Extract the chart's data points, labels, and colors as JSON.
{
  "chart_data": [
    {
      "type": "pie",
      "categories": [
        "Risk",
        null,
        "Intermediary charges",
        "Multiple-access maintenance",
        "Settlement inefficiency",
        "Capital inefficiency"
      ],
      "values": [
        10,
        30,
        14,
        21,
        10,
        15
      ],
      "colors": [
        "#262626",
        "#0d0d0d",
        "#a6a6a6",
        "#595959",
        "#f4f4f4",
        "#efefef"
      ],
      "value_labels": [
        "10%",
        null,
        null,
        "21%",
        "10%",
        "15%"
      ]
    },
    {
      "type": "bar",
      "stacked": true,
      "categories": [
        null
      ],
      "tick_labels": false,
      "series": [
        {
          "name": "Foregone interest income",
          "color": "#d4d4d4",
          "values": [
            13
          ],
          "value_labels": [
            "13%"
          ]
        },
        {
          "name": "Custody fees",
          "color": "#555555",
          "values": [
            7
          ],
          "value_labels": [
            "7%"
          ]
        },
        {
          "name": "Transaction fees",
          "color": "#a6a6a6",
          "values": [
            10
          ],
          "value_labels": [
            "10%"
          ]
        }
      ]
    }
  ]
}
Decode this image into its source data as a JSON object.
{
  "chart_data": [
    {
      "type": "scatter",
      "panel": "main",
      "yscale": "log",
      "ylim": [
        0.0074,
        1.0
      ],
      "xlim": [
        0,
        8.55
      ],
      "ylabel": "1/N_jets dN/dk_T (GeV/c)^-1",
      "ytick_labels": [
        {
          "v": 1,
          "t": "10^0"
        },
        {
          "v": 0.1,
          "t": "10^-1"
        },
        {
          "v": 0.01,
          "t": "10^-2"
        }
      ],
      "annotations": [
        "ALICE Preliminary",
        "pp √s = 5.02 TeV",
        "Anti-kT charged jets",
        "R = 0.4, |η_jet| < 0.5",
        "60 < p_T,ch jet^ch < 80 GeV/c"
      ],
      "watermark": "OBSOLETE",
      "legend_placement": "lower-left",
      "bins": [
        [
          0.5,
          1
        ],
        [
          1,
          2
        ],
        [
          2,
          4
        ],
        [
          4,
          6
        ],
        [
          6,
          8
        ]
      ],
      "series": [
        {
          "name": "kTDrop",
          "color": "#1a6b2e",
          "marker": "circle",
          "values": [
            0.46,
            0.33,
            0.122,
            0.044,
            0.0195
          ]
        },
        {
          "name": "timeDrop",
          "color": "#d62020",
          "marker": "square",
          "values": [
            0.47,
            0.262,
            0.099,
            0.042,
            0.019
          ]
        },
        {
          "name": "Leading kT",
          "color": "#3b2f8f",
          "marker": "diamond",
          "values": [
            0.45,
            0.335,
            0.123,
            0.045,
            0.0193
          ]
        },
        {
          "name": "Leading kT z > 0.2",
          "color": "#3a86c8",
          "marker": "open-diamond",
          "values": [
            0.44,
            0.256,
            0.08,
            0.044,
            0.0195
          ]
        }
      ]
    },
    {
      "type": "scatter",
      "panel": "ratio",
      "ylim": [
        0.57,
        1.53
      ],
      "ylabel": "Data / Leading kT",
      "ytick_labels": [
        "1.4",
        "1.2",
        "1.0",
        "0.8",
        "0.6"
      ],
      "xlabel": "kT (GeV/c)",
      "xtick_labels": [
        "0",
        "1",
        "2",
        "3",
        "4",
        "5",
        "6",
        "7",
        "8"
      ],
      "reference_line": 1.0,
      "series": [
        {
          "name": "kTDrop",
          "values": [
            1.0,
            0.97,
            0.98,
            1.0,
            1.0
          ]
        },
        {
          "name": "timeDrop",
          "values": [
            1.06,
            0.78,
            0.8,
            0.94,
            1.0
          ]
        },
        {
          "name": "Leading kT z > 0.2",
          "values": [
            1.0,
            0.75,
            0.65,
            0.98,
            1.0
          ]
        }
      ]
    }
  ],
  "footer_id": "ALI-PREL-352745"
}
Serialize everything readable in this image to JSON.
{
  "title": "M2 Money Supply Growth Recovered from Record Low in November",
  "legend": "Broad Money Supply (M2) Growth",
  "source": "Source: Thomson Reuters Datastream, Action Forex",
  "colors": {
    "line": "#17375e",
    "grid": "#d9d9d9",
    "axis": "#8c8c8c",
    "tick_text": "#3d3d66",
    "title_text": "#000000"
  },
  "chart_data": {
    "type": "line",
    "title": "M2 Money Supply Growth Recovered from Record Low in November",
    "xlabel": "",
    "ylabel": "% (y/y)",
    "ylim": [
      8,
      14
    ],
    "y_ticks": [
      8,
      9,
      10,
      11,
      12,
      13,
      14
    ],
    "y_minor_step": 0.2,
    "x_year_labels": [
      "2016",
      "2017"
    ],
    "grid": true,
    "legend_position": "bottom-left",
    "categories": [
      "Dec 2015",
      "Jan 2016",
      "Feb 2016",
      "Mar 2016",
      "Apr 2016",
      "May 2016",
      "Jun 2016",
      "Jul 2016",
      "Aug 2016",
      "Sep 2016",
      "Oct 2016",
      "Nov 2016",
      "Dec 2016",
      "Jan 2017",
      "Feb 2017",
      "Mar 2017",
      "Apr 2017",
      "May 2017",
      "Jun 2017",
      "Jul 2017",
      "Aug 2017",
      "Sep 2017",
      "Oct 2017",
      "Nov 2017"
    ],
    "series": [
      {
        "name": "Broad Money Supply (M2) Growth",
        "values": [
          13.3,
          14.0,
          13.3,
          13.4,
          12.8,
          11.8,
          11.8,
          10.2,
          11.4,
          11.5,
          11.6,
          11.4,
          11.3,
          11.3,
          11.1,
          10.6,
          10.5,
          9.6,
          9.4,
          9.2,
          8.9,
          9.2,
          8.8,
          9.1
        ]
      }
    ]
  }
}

________________

PROBLEM TO WORK ON :: Recite the full listing above exactly.

SOLUTION ::
Extract the chart's data points, labels, and colors as JSON.
{
  "chart_data": [
    {
      "type": "pie",
      "categories": [
        "Risk",
        null,
        "Intermediary charges",
        "Multiple-access maintenance",
        "Settlement inefficiency",
        "Capital inefficiency"
      ],
      "values": [
        10,
        30,
        14,
        21,
        10,
        15
      ],
      "colors": [
        "#262626",
        "#0d0d0d",
        "#a6a6a6",
        "#595959",
        "#f4f4f4",
        "#efefef"
      ],
      "value_labels": [
        "10%",
        null,
        null,
        "21%",
        "10%",
        "15%"
      ]
    },
    {
      "type": "bar",
      "stacked": true,
      "categories": [
        null
      ],
      "tick_labels": false,
      "series": [
        {
          "name": "Foregone interest income",
          "color": "#d4d4d4",
          "values": [
            13
          ],
          "value_labels": [
            "13%"
          ]
        },
        {
          "name": "Custody fees",
          "color": "#555555",
          "values": [
            7
          ],
          "value_labels": [
            "7%"
          ]
        },
        {
          "name": "Transaction fees",
          "color": "#a6a6a6",
          "values": [
            10
          ],
          "value_labels": [
            "10%"
          ]
        }
      ]
    }
  ]
}
Decode this image into its source data as a JSON object.
{
  "chart_data": [
    {
      "type": "scatter",
      "panel": "main",
      "yscale": "log",
      "ylim": [
        0.0074,
        1.0
      ],
      "xlim": [
        0,
        8.55
      ],
      "ylabel": "1/N_jets dN/dk_T (GeV/c)^-1",
      "ytick_labels": [
        {
          "v": 1,
          "t": "10^0"
        },
        {
          "v": 0.1,
          "t": "10^-1"
        },
        {
          "v": 0.01,
          "t": "10^-2"
        }
      ],
      "annotations": [
        "ALICE Preliminary",
        "pp √s = 5.02 TeV",
        "Anti-kT charged jets",
        "R = 0.4, |η_jet| < 0.5",
        "60 < p_T,ch jet^ch < 80 GeV/c"
      ],
      "watermark": "OBSOLETE",
      "legend_placement": "lower-left",
      "bins": [
        [
          0.5,
          1
        ],
        [
          1,
          2
        ],
        [
          2,
          4
        ],
        [
          4,
          6
        ],
        [
          6,
          8
        ]
      ],
      "series": [
        {
          "name": "kTDrop",
          "color": "#1a6b2e",
          "marker": "circle",
          "values": [
            0.46,
            0.33,
            0.122,
            0.044,
            0.0195
          ]
        },
        {
          "name": "timeDrop",
          "color": "#d62020",
          "marker": "square",
          "values": [
            0.47,
            0.262,
            0.099,
            0.042,
            0.019
          ]
        },
        {
          "name": "Leading kT",
          "color": "#3b2f8f",
          "marker": "diamond",
          "values": [
            0.45,
            0.335,
            0.123,
            0.045,
            0.0193
          ]
        },
        {
          "name": "Leading kT z > 0.2",
          "color": "#3a86c8",
          "marker": "open-diamond",
          "values": [
            0.44,
            0.256,
            0.08,
            0.044,
            0.0195
          ]
        }
      ]
    },
    {
      "type": "scatter",
      "panel": "ratio",
      "ylim": [
        0.57,
        1.53
      ],
      "ylabel": "Data / Leading kT",
      "ytick_labels": [
        "1.4",
        "1.2",
        "1.0",
        "0.8",
        "0.6"
      ],
      "xlabel": "kT (GeV/c)",
      "xtick_labels": [
        "0",
        "1",
        "2",
        "3",
        "4",
        "5",
        "6",
        "7",
        "8"
      ],
      "reference_line": 1.0,
      "series": [
        {
          "name": "kTDrop",
          "values": [
            1.0,
            0.97,
            0.98,
            1.0,
            1.0
          ]
        },
        {
          "name": "timeDrop",
          "values": [
            1.06,
            0.78,
            0.8,
            0.94,
            1.0
          ]
        },
        {
          "name": "Leading kT z > 0.2",
          "values": [
            1.0,
            0.75,
            0.65,
            0.98,
            1.0
          ]
        }
      ]
    }
  ],
  "footer_id": "ALI-PREL-352745"
}
Serialize everything readable in this image to JSON.
{
  "title": "M2 Money Supply Growth Recovered from Record Low in November",
  "legend": "Broad Money Supply (M2) Growth",
  "source": "Source: Thomson Reuters Datastream, Action Forex",
  "colors": {
    "line": "#17375e",
    "grid": "#d9d9d9",
    "axis": "#8c8c8c",
    "tick_text": "#3d3d66",
    "title_text": "#000000"
  },
  "chart_data": {
    "type": "line",
    "title": "M2 Money Supply Growth Recovered from Record Low in November",
    "xlabel": "",
    "ylabel": "% (y/y)",
    "ylim": [
      8,
      14
    ],
    "y_ticks": [
      8,
      9,
      10,
      11,
      12,
      13,
      14
    ],
    "y_minor_step": 0.2,
    "x_year_labels": [
      "2016",
      "2017"
    ],
    "grid": true,
    "legend_position": "bottom-left",
    "categories": [
      "Dec 2015",
      "Jan 2016",
      "Feb 2016",
      "Mar 2016",
      "Apr 2016",
      "May 2016",
      "Jun 2016",
      "Jul 2016",
      "Aug 2016",
      "Sep 2016",
      "Oct 2016",
      "Nov 2016",
      "Dec 2016",
      "Jan 2017",
      "Feb 2017",
      "Mar 2017",
      "Apr 2017",
      "May 2017",
      "Jun 2017",
      "Jul 2017",
      "Aug 2017",
      "Sep 2017",
      "Oct 2017",
      "Nov 2017"
    ],
    "series": [
      {
        "name": "Broad Money Supply (M2) Growth",
        "values": [
          13.3,
          14.0,
          13.3,
          13.4,
          12.8,
          11.8,
          11.8,
          10.2,
          11.4,
          11.5,
          11.6,
          11.4,
          11.3,
          11.3,
          11.1,
          10.6,
          10.5,
          9.6,
          9.4,
          9.2,
          8.9,
          9.2,
          8.8,
          9.1
        ]
      }
    ]
  }
}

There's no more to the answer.